INSTRUCTIONS TO FOLLOW: From the entries that follow, pick out all lines holding "ylabel".

GIVEN RECORDS:
* START *

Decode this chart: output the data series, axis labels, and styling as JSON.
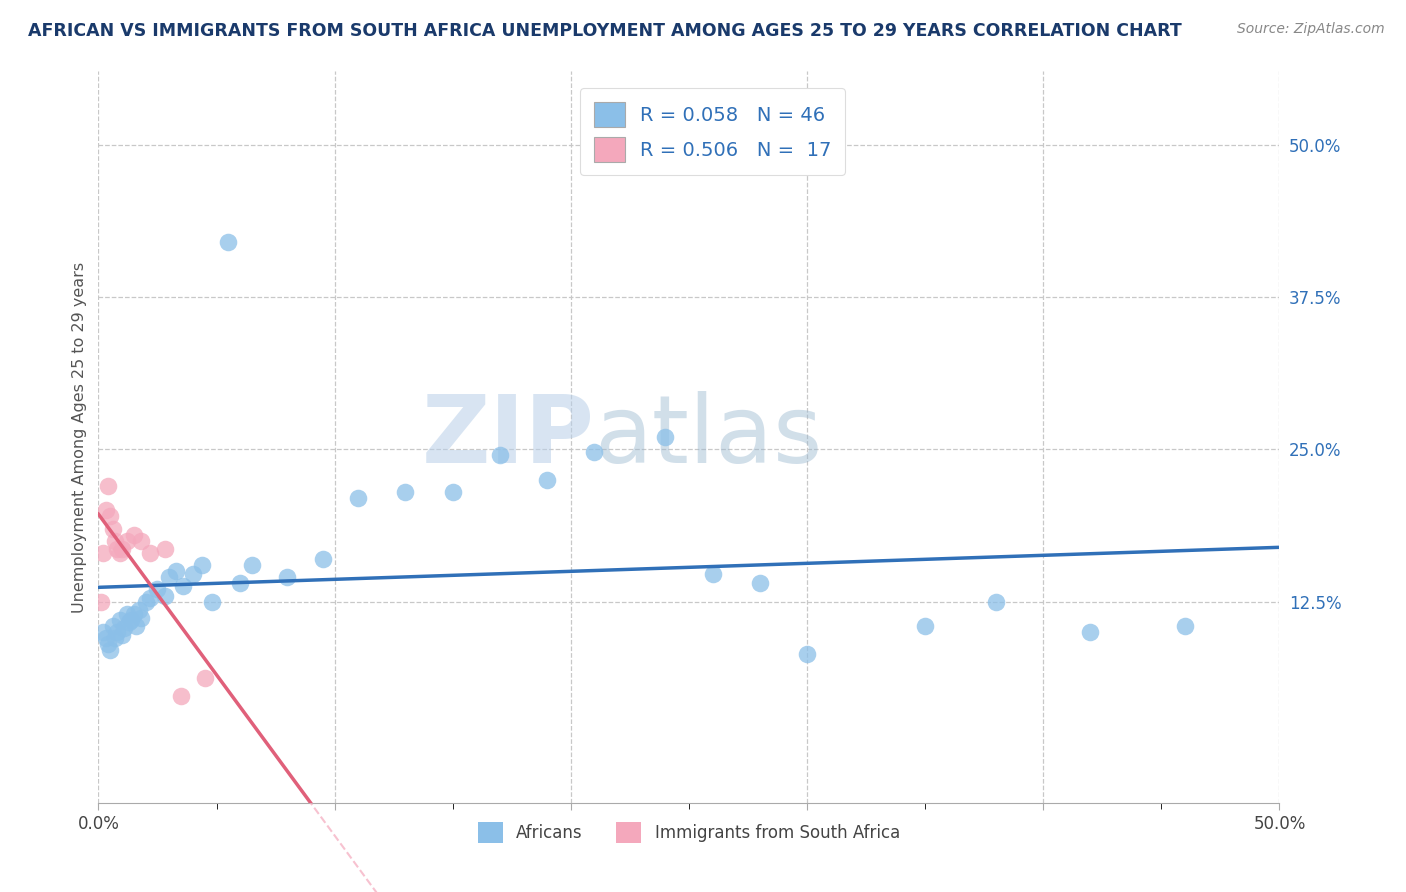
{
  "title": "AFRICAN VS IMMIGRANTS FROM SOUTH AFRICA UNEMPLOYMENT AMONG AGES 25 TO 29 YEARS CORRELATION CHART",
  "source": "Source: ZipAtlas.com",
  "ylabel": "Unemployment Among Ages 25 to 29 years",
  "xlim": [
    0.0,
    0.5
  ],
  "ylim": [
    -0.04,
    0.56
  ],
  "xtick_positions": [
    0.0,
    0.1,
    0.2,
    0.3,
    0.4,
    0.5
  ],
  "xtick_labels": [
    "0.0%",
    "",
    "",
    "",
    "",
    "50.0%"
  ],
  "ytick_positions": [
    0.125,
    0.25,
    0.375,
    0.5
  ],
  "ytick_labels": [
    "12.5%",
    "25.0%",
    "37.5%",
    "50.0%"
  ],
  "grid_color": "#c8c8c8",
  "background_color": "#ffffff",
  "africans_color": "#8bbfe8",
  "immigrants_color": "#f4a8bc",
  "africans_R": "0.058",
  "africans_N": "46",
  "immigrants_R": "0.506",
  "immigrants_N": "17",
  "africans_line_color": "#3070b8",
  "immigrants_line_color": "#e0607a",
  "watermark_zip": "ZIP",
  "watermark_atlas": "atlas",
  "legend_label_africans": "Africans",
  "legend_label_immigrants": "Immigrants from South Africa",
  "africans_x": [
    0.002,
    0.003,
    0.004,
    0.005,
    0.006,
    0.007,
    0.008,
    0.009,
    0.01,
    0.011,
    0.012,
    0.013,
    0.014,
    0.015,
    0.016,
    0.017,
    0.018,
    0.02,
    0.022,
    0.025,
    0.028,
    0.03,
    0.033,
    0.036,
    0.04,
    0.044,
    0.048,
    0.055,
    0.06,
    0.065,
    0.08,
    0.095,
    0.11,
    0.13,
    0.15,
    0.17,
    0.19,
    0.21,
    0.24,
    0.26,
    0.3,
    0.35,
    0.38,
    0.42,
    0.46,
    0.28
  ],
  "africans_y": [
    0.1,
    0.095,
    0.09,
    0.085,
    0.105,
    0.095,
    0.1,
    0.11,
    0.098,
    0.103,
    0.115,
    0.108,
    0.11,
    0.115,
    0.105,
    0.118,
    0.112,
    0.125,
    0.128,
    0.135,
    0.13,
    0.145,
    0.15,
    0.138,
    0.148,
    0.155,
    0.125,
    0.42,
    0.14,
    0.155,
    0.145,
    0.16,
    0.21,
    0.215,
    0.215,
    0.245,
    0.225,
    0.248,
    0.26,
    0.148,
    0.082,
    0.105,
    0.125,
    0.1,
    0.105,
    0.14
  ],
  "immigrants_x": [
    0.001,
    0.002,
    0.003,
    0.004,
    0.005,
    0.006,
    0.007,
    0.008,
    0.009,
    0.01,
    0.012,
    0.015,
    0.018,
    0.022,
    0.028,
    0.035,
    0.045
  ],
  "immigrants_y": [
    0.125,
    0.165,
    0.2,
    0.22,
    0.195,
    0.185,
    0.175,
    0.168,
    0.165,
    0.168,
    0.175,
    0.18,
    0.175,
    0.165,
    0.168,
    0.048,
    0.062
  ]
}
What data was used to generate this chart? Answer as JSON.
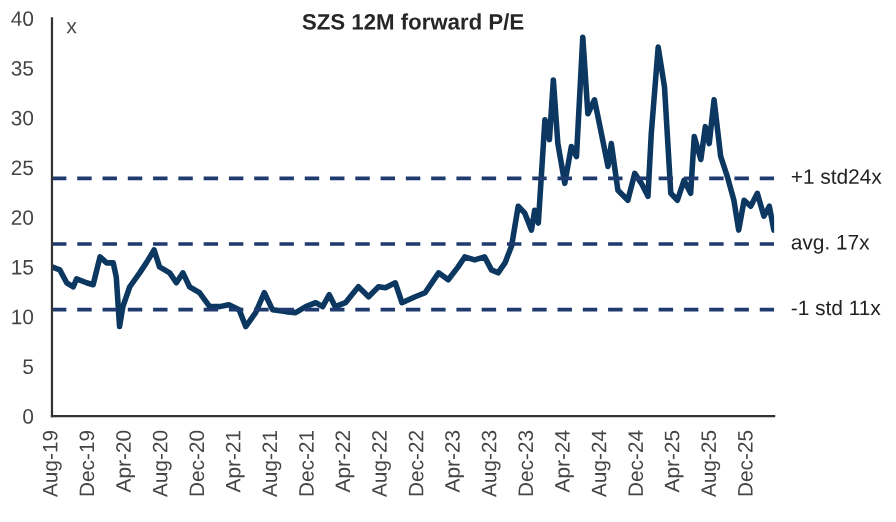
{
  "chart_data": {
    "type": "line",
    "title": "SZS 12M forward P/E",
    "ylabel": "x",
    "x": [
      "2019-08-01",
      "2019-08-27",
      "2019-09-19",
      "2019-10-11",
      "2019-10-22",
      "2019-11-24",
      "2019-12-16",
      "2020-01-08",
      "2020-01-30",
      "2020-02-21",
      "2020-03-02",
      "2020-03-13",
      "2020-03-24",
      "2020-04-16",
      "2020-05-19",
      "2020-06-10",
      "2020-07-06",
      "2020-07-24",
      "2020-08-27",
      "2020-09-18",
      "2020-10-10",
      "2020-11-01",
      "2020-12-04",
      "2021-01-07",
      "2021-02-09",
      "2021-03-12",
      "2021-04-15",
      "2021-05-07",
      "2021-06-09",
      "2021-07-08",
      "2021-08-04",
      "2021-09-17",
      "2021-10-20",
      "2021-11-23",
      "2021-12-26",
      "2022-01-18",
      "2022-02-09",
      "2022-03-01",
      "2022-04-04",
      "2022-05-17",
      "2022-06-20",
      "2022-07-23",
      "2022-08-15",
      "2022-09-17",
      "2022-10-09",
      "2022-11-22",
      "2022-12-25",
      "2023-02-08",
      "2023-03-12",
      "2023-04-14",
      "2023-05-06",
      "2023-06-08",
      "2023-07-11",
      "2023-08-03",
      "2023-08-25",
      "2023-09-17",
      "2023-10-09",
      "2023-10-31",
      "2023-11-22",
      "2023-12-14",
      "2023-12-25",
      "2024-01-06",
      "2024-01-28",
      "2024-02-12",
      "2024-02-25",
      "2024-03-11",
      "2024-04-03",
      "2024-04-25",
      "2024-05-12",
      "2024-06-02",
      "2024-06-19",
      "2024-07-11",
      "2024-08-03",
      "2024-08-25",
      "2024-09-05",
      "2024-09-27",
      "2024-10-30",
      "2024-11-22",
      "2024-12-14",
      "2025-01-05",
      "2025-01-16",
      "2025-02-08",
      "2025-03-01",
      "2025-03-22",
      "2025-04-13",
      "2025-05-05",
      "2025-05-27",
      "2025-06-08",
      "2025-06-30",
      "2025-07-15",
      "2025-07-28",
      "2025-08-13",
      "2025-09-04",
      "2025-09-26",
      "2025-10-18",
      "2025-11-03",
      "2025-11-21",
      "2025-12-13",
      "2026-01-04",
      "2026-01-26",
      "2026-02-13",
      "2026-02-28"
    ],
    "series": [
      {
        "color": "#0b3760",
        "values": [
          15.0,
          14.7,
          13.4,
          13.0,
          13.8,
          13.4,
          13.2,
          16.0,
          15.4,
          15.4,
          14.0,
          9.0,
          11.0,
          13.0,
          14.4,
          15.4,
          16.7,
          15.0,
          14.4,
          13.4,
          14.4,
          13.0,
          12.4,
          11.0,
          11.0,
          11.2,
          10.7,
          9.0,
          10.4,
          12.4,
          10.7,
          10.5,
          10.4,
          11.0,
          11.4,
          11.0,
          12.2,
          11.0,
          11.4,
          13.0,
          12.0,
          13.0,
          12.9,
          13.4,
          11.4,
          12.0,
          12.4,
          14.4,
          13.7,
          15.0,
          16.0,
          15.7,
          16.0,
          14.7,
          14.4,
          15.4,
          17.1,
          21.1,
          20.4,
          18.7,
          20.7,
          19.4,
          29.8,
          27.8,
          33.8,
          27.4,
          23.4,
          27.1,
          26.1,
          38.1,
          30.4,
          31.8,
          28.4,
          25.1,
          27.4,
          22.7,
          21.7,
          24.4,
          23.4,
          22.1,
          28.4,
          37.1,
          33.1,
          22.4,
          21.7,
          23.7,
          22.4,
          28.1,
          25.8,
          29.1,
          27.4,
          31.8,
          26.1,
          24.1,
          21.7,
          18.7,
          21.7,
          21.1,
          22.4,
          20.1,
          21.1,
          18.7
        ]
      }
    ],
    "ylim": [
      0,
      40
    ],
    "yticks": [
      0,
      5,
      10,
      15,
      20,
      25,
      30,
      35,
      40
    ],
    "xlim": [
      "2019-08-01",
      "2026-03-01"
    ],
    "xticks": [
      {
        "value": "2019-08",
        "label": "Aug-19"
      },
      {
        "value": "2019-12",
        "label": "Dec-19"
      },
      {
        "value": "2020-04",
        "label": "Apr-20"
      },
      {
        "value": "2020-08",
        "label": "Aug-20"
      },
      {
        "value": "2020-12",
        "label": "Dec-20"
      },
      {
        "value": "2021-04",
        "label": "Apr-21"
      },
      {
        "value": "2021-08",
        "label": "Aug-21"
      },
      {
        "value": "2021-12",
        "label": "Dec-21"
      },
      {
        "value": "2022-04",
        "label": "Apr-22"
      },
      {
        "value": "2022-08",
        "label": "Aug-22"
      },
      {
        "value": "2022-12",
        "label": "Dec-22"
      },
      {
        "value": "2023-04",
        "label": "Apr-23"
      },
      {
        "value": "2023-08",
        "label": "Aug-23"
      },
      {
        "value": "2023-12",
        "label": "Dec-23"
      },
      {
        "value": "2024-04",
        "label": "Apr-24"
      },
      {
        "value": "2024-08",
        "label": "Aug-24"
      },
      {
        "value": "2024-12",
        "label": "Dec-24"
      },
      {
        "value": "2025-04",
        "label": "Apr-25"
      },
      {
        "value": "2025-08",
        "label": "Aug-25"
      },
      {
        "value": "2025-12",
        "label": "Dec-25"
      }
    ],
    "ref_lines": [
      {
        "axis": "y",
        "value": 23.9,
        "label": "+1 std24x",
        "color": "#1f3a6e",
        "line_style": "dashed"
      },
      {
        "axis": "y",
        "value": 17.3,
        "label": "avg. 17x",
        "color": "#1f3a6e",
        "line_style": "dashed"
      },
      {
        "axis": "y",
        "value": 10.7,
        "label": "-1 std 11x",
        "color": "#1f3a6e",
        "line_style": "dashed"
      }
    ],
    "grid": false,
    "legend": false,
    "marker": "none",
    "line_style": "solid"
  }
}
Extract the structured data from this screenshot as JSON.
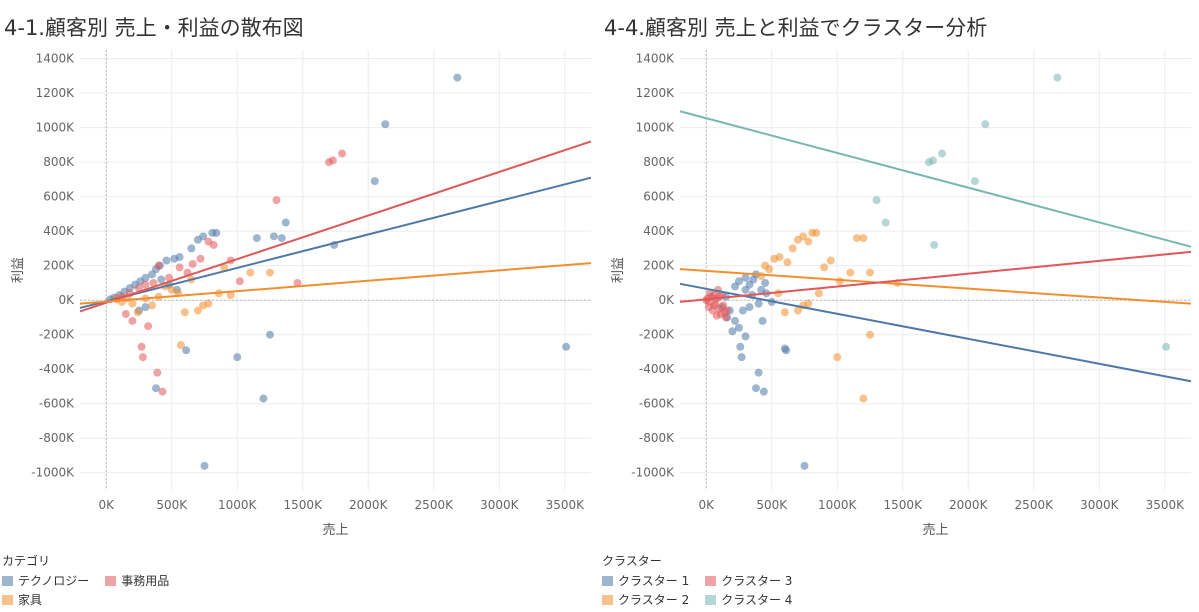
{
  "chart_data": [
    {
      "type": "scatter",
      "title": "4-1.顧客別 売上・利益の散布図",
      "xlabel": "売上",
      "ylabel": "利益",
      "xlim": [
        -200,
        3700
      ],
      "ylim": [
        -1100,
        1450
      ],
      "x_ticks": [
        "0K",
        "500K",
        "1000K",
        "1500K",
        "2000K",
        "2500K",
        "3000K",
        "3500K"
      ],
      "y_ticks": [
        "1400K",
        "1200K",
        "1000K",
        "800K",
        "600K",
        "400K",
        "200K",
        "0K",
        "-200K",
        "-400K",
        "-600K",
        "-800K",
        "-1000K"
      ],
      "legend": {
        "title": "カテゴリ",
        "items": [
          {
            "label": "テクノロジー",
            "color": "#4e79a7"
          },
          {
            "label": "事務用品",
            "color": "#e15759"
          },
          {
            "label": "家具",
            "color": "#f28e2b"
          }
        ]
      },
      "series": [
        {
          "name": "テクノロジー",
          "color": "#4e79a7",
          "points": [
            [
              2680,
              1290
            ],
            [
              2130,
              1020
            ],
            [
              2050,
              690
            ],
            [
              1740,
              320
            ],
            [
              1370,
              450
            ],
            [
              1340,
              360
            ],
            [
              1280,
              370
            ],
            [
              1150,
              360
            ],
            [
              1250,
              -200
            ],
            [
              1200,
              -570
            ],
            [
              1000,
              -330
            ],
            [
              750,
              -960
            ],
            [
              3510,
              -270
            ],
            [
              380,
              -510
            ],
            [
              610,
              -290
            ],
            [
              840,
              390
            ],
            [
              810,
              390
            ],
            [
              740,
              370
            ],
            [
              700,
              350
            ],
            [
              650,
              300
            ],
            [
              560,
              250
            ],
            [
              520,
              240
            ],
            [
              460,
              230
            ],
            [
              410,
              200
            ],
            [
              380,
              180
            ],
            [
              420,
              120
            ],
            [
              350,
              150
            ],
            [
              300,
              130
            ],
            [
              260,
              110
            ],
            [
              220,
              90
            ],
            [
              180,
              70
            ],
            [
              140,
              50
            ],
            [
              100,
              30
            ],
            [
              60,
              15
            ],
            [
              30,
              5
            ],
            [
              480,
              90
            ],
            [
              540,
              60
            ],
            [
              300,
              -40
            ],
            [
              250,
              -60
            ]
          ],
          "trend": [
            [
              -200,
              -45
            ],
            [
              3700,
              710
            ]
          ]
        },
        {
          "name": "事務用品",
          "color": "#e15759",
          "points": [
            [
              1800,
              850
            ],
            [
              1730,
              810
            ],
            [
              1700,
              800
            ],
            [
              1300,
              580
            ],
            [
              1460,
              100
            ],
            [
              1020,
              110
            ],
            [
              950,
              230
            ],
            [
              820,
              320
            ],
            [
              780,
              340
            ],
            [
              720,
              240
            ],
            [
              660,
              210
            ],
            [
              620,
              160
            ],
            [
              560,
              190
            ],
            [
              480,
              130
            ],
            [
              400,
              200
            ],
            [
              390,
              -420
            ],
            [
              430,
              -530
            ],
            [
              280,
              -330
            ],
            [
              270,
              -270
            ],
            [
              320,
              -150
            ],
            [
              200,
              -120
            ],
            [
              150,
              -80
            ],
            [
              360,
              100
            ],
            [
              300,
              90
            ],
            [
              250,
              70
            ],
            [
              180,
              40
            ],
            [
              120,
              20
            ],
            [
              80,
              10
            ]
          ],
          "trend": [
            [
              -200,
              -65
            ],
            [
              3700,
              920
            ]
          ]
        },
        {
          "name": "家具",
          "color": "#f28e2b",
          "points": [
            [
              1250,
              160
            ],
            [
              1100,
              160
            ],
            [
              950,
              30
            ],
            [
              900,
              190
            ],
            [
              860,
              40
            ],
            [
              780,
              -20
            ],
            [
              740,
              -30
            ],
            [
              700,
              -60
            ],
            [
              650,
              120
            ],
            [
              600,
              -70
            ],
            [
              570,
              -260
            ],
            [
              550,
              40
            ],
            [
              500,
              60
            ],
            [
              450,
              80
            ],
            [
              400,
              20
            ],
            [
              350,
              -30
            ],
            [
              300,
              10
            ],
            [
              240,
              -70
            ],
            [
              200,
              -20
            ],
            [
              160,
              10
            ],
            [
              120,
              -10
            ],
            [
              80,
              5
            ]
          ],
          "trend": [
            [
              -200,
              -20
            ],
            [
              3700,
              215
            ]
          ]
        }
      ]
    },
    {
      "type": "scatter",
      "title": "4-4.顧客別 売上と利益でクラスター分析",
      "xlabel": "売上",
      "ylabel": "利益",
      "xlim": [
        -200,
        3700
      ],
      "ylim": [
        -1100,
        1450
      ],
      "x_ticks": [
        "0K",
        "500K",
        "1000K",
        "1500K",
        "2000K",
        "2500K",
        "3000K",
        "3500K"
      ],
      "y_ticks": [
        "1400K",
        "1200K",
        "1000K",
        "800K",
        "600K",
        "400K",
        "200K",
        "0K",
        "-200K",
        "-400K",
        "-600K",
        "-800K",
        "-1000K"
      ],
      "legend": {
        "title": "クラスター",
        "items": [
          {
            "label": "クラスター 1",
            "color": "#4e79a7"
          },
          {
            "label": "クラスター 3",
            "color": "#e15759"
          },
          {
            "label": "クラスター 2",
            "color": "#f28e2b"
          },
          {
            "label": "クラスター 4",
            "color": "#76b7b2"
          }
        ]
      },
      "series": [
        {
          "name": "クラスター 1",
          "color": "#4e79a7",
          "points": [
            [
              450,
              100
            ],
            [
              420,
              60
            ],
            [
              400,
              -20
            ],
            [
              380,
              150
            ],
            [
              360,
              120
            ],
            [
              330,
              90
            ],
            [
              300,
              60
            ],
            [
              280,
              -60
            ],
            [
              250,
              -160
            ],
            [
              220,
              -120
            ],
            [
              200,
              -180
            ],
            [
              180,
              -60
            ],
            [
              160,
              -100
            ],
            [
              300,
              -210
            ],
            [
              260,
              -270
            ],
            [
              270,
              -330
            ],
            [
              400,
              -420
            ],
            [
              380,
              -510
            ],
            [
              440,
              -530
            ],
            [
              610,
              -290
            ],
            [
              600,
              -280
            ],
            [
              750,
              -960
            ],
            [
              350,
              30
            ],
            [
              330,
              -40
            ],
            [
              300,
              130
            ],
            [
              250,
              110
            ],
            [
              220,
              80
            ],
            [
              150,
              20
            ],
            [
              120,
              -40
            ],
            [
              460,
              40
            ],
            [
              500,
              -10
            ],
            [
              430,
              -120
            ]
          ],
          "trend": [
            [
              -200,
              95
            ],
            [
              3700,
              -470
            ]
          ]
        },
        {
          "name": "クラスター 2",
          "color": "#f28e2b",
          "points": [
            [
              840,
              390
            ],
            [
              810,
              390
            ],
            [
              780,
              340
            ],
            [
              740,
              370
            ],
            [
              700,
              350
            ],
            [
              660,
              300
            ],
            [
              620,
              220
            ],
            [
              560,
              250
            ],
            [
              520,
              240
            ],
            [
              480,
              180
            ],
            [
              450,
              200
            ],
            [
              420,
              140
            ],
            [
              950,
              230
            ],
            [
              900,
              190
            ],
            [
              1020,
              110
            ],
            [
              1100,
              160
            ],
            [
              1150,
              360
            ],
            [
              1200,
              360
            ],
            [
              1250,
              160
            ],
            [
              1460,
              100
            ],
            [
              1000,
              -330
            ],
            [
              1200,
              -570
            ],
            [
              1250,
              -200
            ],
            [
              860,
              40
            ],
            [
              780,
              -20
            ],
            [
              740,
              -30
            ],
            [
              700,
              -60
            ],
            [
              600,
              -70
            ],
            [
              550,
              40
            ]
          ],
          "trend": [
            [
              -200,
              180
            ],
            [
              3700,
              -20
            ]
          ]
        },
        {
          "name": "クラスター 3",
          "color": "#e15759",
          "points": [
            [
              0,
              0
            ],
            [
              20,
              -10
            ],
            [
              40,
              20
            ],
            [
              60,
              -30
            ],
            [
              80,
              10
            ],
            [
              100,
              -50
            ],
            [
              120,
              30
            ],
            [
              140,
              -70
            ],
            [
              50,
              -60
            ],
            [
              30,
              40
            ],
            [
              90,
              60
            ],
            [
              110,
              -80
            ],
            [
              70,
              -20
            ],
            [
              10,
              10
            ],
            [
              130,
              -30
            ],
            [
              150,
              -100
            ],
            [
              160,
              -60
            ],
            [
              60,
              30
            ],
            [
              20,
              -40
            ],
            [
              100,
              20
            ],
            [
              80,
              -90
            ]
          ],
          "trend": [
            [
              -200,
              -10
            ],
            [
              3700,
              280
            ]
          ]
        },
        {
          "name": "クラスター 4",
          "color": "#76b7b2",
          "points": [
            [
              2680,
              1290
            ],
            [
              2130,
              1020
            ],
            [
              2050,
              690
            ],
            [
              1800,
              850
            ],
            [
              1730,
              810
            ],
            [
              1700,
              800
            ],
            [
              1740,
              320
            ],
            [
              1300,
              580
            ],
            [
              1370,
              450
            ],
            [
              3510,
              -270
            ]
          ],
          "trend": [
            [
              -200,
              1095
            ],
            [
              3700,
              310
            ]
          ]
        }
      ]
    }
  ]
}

* END *

WORKED SOLUTION:
  "ylabel": "Unemployment Among Ages 25 to 29 years",
    "ylabel": "x",
      "ylabel": "利益",
      "ylabel": "利益",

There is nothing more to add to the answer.